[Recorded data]
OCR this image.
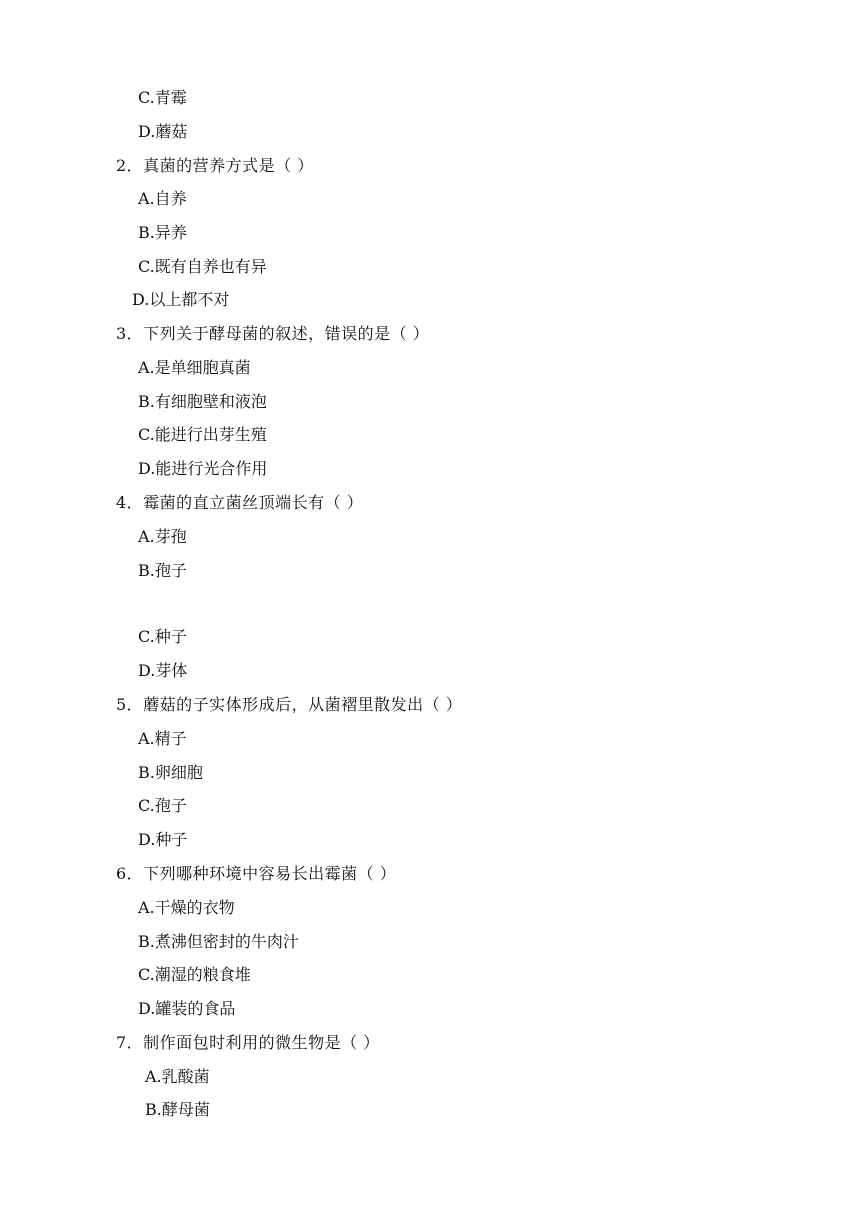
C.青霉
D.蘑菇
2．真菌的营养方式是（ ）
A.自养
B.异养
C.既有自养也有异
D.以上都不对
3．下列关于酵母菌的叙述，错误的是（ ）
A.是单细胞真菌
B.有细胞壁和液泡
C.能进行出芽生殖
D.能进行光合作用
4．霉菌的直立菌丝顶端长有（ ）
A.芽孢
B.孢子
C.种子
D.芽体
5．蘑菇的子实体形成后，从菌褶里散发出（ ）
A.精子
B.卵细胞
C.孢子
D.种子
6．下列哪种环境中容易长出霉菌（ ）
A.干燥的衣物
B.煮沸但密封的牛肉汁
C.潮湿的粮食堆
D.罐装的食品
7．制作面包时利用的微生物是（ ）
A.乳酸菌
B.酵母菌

→ SHORT EXERCISE
Each record above should be copied character for character, with pictures dropped.

→ TASK ANSWER
OCR this image.
C.青霉
D.蘑菇
2．真菌的营养方式是（ ）
A.自养
B.异养
C.既有自养也有异
D.以上都不对
3．下列关于酵母菌的叙述，错误的是（ ）
A.是单细胞真菌
B.有细胞壁和液泡
C.能进行出芽生殖
D.能进行光合作用
4．霉菌的直立菌丝顶端长有（ ）
A.芽孢
B.孢子
C.种子
D.芽体
5．蘑菇的子实体形成后，从菌褶里散发出（ ）
A.精子
B.卵细胞
C.孢子
D.种子
6．下列哪种环境中容易长出霉菌（ ）
A.干燥的衣物
B.煮沸但密封的牛肉汁
C.潮湿的粮食堆
D.罐装的食品
7．制作面包时利用的微生物是（ ）
A.乳酸菌
B.酵母菌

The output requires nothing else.